RECORDS PROVIDED =
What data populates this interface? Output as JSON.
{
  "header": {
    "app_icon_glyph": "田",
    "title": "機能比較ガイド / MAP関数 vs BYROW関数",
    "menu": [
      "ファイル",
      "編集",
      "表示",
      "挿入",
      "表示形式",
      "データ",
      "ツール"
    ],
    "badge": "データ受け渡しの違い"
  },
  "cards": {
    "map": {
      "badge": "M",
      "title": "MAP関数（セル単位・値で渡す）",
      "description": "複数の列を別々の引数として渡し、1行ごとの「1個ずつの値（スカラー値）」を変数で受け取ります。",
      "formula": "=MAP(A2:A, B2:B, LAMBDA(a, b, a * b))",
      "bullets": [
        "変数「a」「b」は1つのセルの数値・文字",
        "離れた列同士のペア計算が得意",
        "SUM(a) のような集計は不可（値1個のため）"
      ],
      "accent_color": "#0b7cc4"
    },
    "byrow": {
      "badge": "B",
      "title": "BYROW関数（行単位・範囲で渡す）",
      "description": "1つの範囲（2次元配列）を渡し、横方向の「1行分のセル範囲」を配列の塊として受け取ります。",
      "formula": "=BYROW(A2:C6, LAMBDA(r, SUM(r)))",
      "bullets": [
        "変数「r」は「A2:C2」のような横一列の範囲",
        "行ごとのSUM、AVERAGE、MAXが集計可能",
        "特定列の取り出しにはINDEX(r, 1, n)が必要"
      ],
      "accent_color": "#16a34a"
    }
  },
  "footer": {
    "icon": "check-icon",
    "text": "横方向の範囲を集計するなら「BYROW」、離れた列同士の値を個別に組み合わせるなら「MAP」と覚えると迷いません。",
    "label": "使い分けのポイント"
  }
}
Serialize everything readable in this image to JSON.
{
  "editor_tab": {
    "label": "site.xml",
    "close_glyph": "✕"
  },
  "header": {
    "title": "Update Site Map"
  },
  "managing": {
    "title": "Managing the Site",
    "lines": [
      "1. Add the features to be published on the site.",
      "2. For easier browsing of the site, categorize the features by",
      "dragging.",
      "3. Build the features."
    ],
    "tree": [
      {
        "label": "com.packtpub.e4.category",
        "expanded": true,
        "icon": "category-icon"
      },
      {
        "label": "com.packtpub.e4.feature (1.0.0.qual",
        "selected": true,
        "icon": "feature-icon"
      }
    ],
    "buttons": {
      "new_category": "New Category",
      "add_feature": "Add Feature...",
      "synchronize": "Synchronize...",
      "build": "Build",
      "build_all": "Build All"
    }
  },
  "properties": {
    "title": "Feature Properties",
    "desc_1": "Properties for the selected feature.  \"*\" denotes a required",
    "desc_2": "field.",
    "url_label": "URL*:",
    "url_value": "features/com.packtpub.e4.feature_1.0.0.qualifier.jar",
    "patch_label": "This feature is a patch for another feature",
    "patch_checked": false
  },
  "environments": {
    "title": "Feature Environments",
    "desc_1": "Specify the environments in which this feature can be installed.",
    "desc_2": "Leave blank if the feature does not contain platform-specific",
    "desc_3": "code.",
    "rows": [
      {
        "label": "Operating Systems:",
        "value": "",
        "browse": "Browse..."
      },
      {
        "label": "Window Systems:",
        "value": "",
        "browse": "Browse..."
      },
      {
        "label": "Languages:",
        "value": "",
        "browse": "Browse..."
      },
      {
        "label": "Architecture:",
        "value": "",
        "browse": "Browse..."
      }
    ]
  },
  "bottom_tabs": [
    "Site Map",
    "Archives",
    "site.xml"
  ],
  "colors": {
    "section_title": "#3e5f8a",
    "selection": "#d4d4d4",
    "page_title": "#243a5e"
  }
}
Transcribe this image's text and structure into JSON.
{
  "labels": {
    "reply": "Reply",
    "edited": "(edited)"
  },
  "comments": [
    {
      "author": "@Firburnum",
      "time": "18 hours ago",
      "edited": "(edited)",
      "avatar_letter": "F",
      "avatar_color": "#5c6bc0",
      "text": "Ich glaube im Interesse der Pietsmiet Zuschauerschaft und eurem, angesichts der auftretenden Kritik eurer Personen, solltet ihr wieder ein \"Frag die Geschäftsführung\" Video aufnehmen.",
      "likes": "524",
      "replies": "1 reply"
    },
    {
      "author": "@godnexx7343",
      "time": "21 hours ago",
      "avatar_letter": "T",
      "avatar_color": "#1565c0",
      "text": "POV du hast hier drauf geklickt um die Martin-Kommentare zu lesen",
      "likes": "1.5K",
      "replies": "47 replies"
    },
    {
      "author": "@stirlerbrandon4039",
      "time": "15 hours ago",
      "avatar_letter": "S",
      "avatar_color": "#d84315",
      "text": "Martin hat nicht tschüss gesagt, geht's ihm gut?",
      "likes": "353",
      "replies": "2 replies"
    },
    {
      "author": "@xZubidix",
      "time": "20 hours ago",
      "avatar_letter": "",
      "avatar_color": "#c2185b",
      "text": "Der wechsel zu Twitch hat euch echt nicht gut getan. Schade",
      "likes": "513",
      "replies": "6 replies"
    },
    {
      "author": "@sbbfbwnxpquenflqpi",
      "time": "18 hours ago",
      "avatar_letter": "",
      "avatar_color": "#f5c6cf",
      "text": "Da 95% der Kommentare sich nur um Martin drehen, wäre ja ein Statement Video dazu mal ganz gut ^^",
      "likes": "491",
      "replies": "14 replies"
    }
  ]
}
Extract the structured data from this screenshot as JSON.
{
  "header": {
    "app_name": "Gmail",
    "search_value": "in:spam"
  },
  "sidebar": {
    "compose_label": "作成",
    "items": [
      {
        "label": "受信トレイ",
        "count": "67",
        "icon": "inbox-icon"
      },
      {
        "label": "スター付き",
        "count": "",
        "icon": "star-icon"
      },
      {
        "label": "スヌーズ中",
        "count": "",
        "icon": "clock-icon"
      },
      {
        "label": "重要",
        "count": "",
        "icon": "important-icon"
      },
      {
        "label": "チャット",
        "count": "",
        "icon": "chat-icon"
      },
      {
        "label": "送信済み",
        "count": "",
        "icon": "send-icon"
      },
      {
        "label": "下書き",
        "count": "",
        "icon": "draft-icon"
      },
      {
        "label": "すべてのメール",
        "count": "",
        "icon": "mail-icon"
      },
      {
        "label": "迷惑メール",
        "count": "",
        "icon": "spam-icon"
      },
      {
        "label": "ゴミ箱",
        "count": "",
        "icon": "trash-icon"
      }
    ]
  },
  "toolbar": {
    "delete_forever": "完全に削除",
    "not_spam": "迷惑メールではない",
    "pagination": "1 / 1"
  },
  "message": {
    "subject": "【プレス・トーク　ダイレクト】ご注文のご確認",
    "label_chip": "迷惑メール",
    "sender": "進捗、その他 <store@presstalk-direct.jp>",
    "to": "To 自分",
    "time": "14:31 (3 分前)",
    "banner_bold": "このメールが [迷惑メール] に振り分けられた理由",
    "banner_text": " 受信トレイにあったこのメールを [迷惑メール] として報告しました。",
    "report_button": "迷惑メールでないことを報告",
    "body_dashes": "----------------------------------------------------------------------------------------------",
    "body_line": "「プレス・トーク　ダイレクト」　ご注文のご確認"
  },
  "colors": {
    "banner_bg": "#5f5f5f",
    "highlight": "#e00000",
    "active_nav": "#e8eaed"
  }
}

TASK TO COMPLETE =
Work out how many lines of the data above hold the word "ご注文のご確認", and write only the count.

REPLY TO THE TASK =
2